— BEGIN Data to process —

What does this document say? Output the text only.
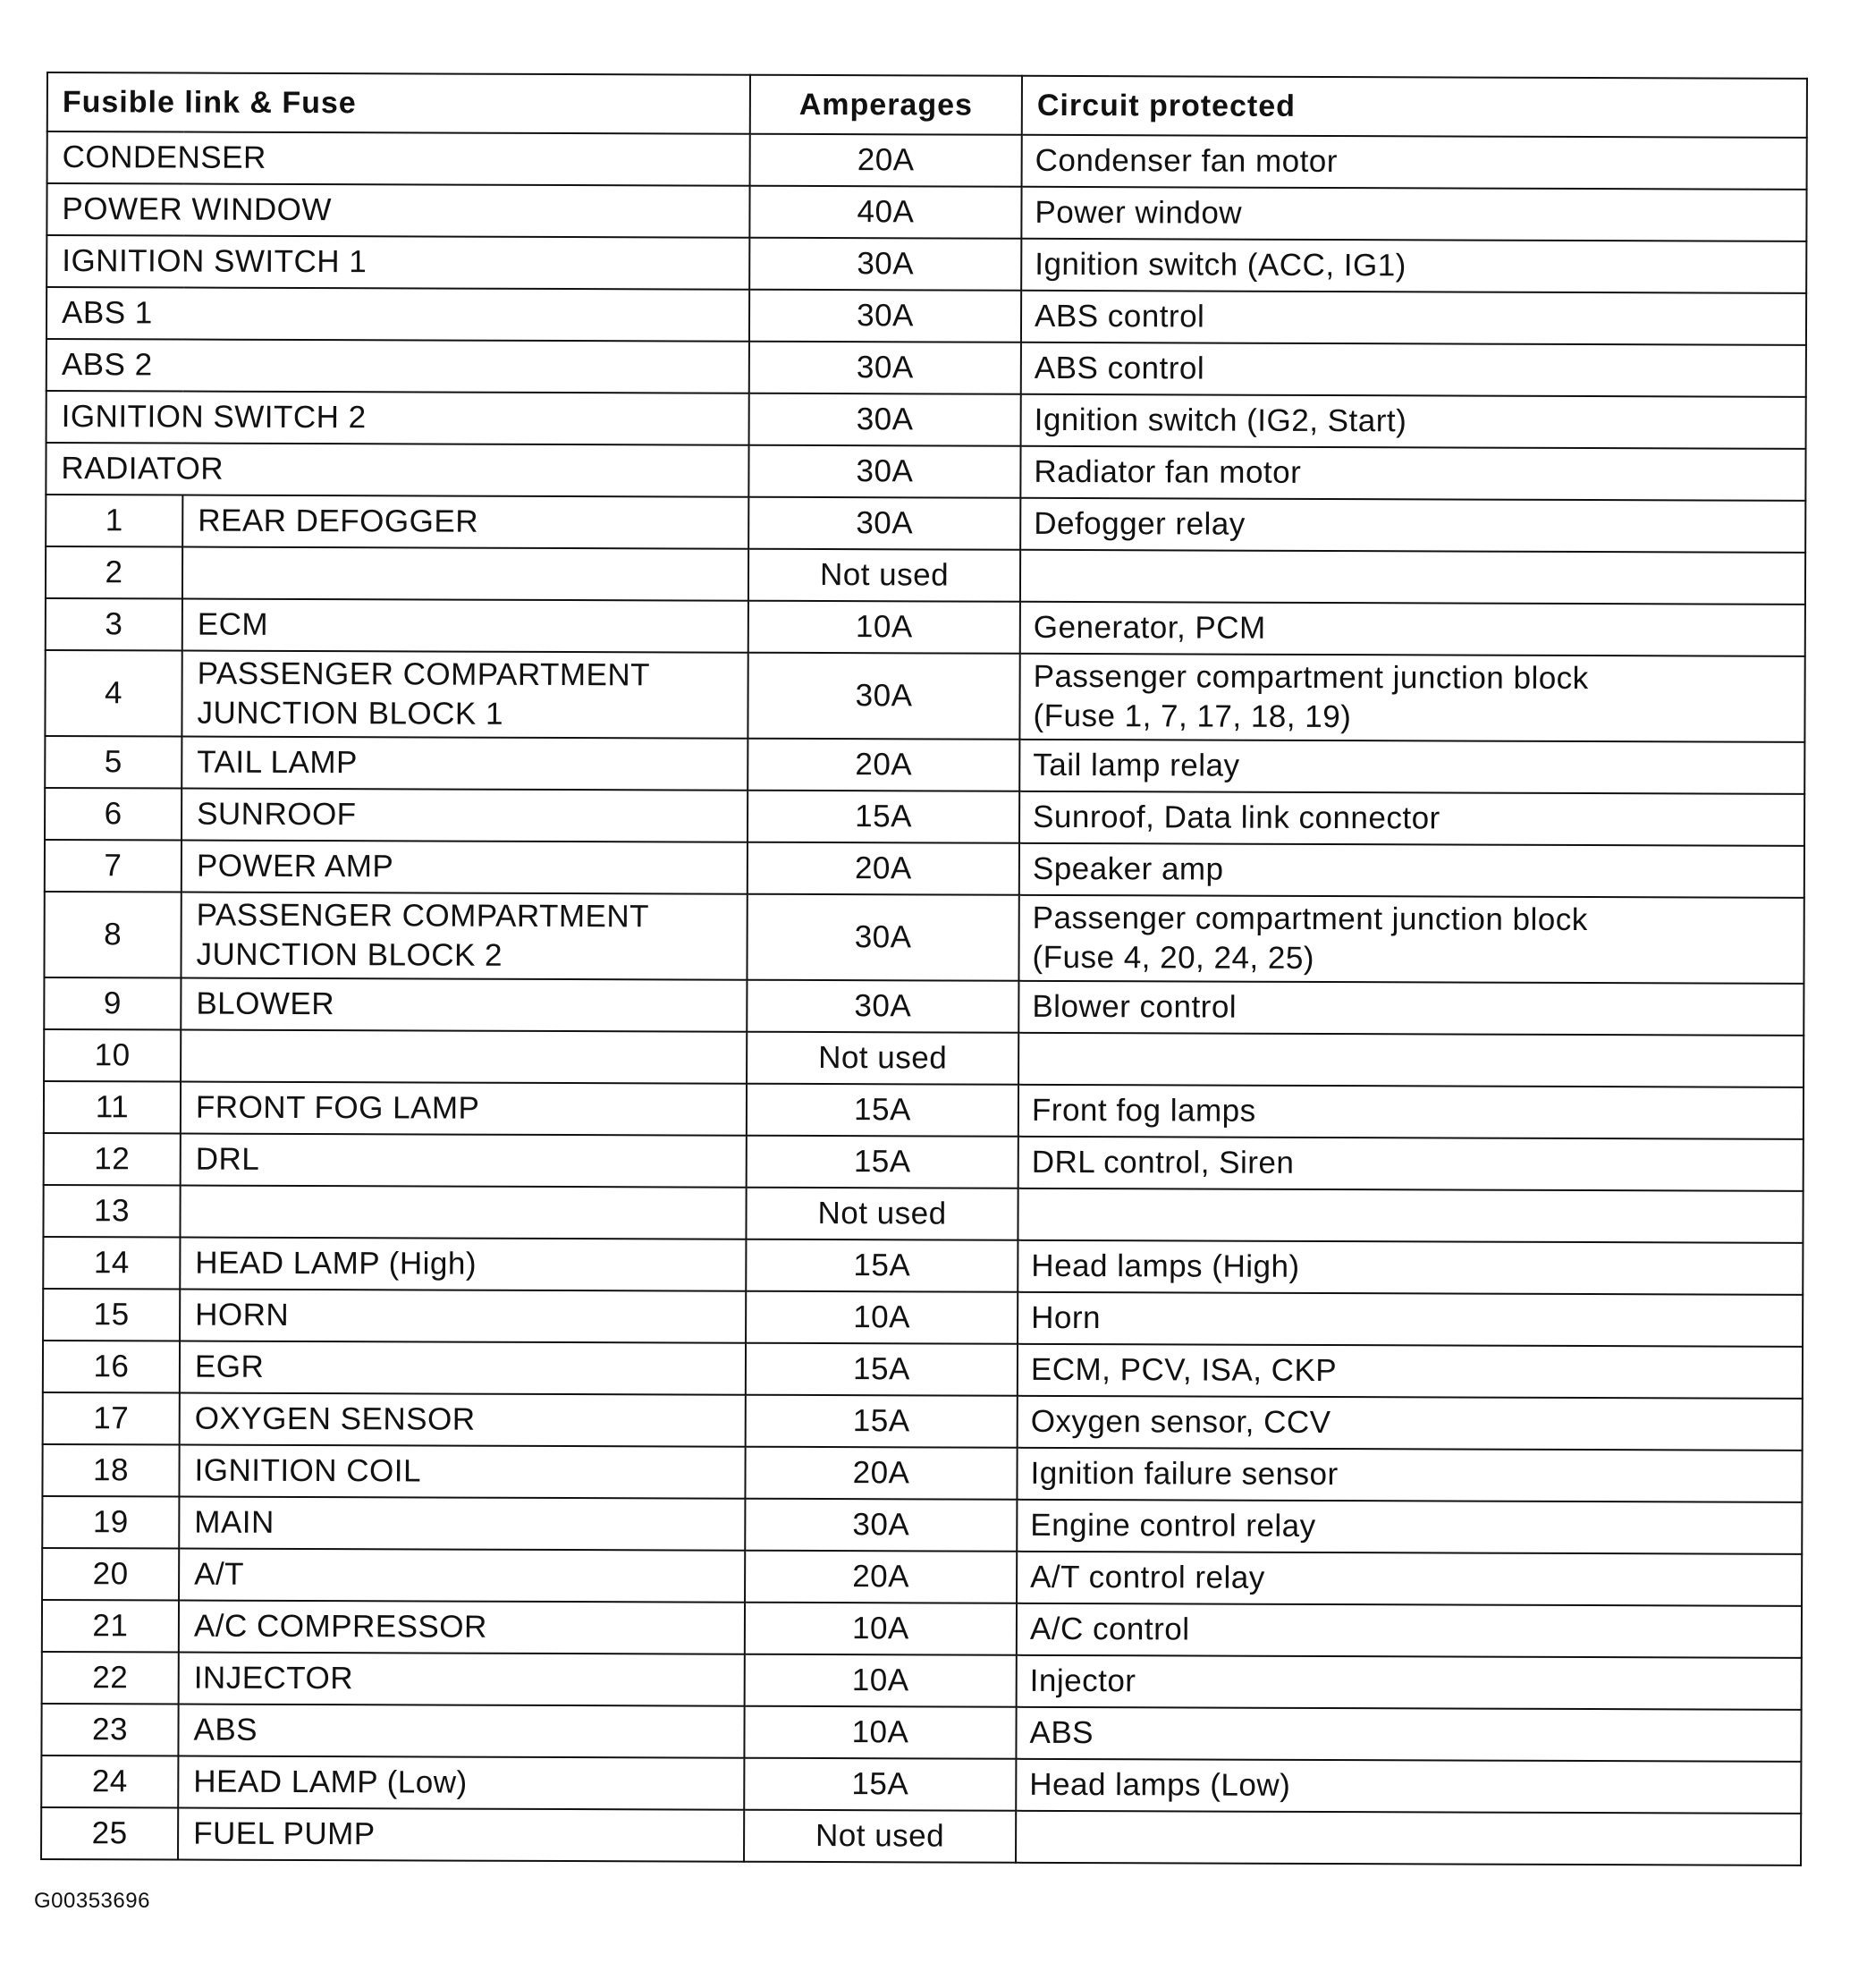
Fusible link & Fuse		Amperages	Circuit protected
CONDENSER		20A	Condenser fan motor
POWER WINDOW		40A	Power window
IGNITION SWITCH 1		30A	Ignition switch (ACC, IG1)
ABS 1		30A	ABS control
ABS 2		30A	ABS control
IGNITION SWITCH 2		30A	Ignition switch (IG2, Start)
RADIATOR		30A	Radiator fan motor
1	REAR DEFOGGER	30A	Defogger relay

2		Not used	

3	ECM	10A	Generator, PCM

4	PASSENGER COMPARTMENT
JUNCTION BLOCK 1	30A	Passenger compartment junction block
(Fuse 1, 7, 17, 18, 19)

5	TAIL LAMP	20A	Tail lamp relay

6	SUNROOF	15A	Sunroof, Data link connector

7	POWER AMP	20A	Speaker amp

8	PASSENGER COMPARTMENT
JUNCTION BLOCK 2	30A	Passenger compartment junction block
(Fuse 4, 20, 24, 25)

9	BLOWER	30A	Blower control

10		Not used	

11	FRONT FOG LAMP	15A	Front fog lamps

12	DRL	15A	DRL control, Siren

13		Not used	

14	HEAD LAMP (High)	15A	Head lamps (High)

15	HORN	10A	Horn

16	EGR	15A	ECM, PCV, ISA, CKP

17	OXYGEN SENSOR	15A	Oxygen sensor, CCV

18	IGNITION COIL	20A	Ignition failure sensor

19	MAIN	30A	Engine control relay

20	A/T	20A	A/T control relay

21	A/C COMPRESSOR	10A	A/C control

22	INJECTOR	10A	Injector

23	ABS	10A	ABS

24	HEAD LAMP (Low)	15A	Head lamps (Low)

25	FUEL PUMP	Not used	
G00353696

— END Data to process —

Required work
Which lines hold the word "motor"? Copy all of them.

Reply
CONDENSER		20A	Condenser fan motor
RADIATOR		30A	Radiator fan motor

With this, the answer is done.